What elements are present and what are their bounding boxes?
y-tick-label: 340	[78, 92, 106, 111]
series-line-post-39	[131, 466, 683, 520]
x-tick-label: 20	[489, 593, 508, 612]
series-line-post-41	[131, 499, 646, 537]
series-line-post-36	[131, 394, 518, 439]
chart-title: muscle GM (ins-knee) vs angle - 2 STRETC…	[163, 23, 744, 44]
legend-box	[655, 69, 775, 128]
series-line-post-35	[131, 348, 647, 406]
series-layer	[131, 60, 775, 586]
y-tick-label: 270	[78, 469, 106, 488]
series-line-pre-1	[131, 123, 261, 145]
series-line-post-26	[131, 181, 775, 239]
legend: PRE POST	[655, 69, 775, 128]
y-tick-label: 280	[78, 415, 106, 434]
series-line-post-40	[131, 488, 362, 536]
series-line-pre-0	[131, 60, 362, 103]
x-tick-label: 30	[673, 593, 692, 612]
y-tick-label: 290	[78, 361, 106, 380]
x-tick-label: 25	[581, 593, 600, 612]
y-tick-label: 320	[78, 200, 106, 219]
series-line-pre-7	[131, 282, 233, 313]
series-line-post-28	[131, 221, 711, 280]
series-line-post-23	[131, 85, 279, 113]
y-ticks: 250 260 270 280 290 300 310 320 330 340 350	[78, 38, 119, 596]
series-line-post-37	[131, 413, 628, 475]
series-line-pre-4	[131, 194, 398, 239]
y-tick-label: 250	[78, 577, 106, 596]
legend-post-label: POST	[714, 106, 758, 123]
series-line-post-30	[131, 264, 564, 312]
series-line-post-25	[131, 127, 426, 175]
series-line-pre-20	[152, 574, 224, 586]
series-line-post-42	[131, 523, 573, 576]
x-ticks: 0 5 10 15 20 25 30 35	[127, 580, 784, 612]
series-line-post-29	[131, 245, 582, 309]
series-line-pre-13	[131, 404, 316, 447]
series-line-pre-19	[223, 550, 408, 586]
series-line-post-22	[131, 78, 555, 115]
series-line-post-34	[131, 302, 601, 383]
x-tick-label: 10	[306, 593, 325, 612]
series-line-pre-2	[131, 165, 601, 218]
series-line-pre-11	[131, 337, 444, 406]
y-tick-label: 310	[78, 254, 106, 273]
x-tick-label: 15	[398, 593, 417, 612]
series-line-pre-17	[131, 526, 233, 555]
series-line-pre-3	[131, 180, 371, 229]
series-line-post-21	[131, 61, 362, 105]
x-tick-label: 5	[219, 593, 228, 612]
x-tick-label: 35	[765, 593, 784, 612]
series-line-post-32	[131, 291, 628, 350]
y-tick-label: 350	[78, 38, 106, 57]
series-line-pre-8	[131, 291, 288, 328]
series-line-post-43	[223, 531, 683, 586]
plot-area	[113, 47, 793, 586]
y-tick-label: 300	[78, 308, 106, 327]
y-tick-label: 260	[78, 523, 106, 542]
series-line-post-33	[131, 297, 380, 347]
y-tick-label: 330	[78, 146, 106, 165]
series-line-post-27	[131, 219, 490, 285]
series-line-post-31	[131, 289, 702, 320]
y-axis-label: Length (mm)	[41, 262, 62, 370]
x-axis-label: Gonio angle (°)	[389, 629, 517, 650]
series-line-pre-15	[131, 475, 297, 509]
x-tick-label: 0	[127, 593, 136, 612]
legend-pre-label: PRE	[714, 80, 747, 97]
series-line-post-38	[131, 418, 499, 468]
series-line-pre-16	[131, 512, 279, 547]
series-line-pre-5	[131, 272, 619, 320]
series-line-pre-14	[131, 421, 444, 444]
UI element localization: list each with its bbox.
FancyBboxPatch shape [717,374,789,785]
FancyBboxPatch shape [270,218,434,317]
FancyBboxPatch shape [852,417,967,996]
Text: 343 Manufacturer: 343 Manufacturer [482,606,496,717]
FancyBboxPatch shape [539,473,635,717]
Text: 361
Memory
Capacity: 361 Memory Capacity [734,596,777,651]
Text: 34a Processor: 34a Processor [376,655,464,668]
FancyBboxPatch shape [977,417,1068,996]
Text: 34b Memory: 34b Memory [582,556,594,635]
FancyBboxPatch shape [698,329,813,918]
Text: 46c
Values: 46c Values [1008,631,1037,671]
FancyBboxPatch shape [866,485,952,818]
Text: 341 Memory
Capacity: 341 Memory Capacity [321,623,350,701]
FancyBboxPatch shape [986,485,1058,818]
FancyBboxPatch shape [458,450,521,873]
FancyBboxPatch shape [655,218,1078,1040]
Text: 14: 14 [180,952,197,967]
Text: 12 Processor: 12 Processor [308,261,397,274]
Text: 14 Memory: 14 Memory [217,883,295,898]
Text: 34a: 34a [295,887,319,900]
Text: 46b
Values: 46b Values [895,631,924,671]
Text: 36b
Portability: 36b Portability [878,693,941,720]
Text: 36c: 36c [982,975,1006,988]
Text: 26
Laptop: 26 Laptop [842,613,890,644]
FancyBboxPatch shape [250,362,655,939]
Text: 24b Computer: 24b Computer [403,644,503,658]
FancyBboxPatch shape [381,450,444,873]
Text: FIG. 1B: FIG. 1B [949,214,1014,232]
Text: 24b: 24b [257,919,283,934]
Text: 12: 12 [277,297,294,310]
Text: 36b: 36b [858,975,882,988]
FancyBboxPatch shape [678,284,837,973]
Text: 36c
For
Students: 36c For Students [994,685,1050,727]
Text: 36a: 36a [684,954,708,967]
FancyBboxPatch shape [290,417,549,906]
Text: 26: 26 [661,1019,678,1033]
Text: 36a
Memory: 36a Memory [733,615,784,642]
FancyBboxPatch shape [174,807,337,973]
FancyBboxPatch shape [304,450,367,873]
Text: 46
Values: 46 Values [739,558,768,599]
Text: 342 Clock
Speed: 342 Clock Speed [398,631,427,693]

== Stated goal ==
Rewrite all of the records with every "y-tick-label" changed to "y-axis-label". Keep everything else unchanged.

== Solved problem ==
What elements are present and what are their bounding boxes?
y-axis-label: 340	[78, 92, 106, 111]
series-line-post-39	[131, 466, 683, 520]
x-tick-label: 20	[489, 593, 508, 612]
series-line-post-41	[131, 499, 646, 537]
series-line-post-36	[131, 394, 518, 439]
chart-title: muscle GM (ins-knee) vs angle - 2 STRETC…	[163, 23, 744, 44]
legend-box	[655, 69, 775, 128]
series-line-post-35	[131, 348, 647, 406]
series-layer	[131, 60, 775, 586]
y-axis-label: 270	[78, 469, 106, 488]
series-line-pre-1	[131, 123, 261, 145]
series-line-post-26	[131, 181, 775, 239]
legend: PRE POST	[655, 69, 775, 128]
y-axis-label: 280	[78, 415, 106, 434]
series-line-post-40	[131, 488, 362, 536]
series-line-pre-0	[131, 60, 362, 103]
x-tick-label: 30	[673, 593, 692, 612]
y-axis-label: 290	[78, 361, 106, 380]
x-tick-label: 25	[581, 593, 600, 612]
y-axis-label: 320	[78, 200, 106, 219]
series-line-pre-7	[131, 282, 233, 313]
series-line-post-28	[131, 221, 711, 280]
series-line-post-23	[131, 85, 279, 113]
y-ticks: 250 260 270 280 290 300 310 320 330 340 350	[78, 38, 119, 596]
series-line-post-37	[131, 413, 628, 475]
series-line-pre-4	[131, 194, 398, 239]
y-axis-label: 250	[78, 577, 106, 596]
legend-post-label: POST	[714, 106, 758, 123]
series-line-post-30	[131, 264, 564, 312]
series-line-post-25	[131, 127, 426, 175]
series-line-pre-20	[152, 574, 224, 586]
series-line-post-42	[131, 523, 573, 576]
x-ticks: 0 5 10 15 20 25 30 35	[127, 580, 784, 612]
series-line-post-29	[131, 245, 582, 309]
series-line-pre-13	[131, 404, 316, 447]
series-line-pre-19	[223, 550, 408, 586]
series-line-post-22	[131, 78, 555, 115]
series-line-post-34	[131, 302, 601, 383]
x-tick-label: 10	[306, 593, 325, 612]
series-line-pre-2	[131, 165, 601, 218]
series-line-pre-11	[131, 337, 444, 406]
y-axis-label: 310	[78, 254, 106, 273]
x-tick-label: 15	[398, 593, 417, 612]
series-line-pre-17	[131, 526, 233, 555]
series-line-pre-3	[131, 180, 371, 229]
series-line-post-21	[131, 61, 362, 105]
x-tick-label: 5	[219, 593, 228, 612]
x-tick-label: 35	[765, 593, 784, 612]
series-line-post-32	[131, 291, 628, 350]
y-axis-label: 350	[78, 38, 106, 57]
series-line-pre-8	[131, 291, 288, 328]
series-line-post-43	[223, 531, 683, 586]
plot-area	[113, 47, 793, 586]
y-axis-label: 300	[78, 308, 106, 327]
y-axis-label: 260	[78, 523, 106, 542]
series-line-post-33	[131, 297, 380, 347]
y-axis-label: 330	[78, 146, 106, 165]
series-line-post-27	[131, 219, 490, 285]
series-line-post-31	[131, 289, 702, 320]
y-axis-label: Length (mm)	[41, 262, 62, 370]
x-axis-label: Gonio angle (°)	[389, 629, 517, 650]
series-line-pre-15	[131, 475, 297, 509]
x-tick-label: 0	[127, 593, 136, 612]
legend-pre-label: PRE	[714, 80, 747, 97]
series-line-post-38	[131, 418, 499, 468]
series-line-pre-16	[131, 512, 279, 547]
series-line-pre-5	[131, 272, 619, 320]
series-line-pre-14	[131, 421, 444, 444]
UI element localization: list each with its bbox.
FancyBboxPatch shape [717,374,789,785]
FancyBboxPatch shape [270,218,434,317]
FancyBboxPatch shape [852,417,967,996]
Text: 343 Manufacturer: 343 Manufacturer [482,606,496,717]
FancyBboxPatch shape [539,473,635,717]
Text: 361
Memory
Capacity: 361 Memory Capacity [734,596,777,651]
Text: 34a Processor: 34a Processor [376,655,464,668]
FancyBboxPatch shape [977,417,1068,996]
Text: 34b Memory: 34b Memory [582,556,594,635]
FancyBboxPatch shape [698,329,813,918]
Text: 46c
Values: 46c Values [1008,631,1037,671]
FancyBboxPatch shape [866,485,952,818]
Text: 341 Memory
Capacity: 341 Memory Capacity [321,623,350,701]
FancyBboxPatch shape [986,485,1058,818]
FancyBboxPatch shape [458,450,521,873]
FancyBboxPatch shape [655,218,1078,1040]
Text: 14: 14 [180,952,197,967]
Text: 12 Processor: 12 Processor [308,261,397,274]
Text: 14 Memory: 14 Memory [217,883,295,898]
Text: 34a: 34a [295,887,319,900]
Text: 46b
Values: 46b Values [895,631,924,671]
Text: 36b
Portability: 36b Portability [878,693,941,720]
Text: 36c: 36c [982,975,1006,988]
Text: 26
Laptop: 26 Laptop [842,613,890,644]
FancyBboxPatch shape [250,362,655,939]
Text: 24b Computer: 24b Computer [403,644,503,658]
FancyBboxPatch shape [381,450,444,873]
Text: FIG. 1B: FIG. 1B [949,214,1014,232]
Text: 24b: 24b [257,919,283,934]
Text: 12: 12 [277,297,294,310]
Text: 36b: 36b [858,975,882,988]
FancyBboxPatch shape [678,284,837,973]
Text: 36c
For
Students: 36c For Students [994,685,1050,727]
Text: 36a: 36a [684,954,708,967]
FancyBboxPatch shape [290,417,549,906]
Text: 26: 26 [661,1019,678,1033]
Text: 36a
Memory: 36a Memory [733,615,784,642]
FancyBboxPatch shape [174,807,337,973]
FancyBboxPatch shape [304,450,367,873]
Text: 46
Values: 46 Values [739,558,768,599]
Text: 342 Clock
Speed: 342 Clock Speed [398,631,427,693]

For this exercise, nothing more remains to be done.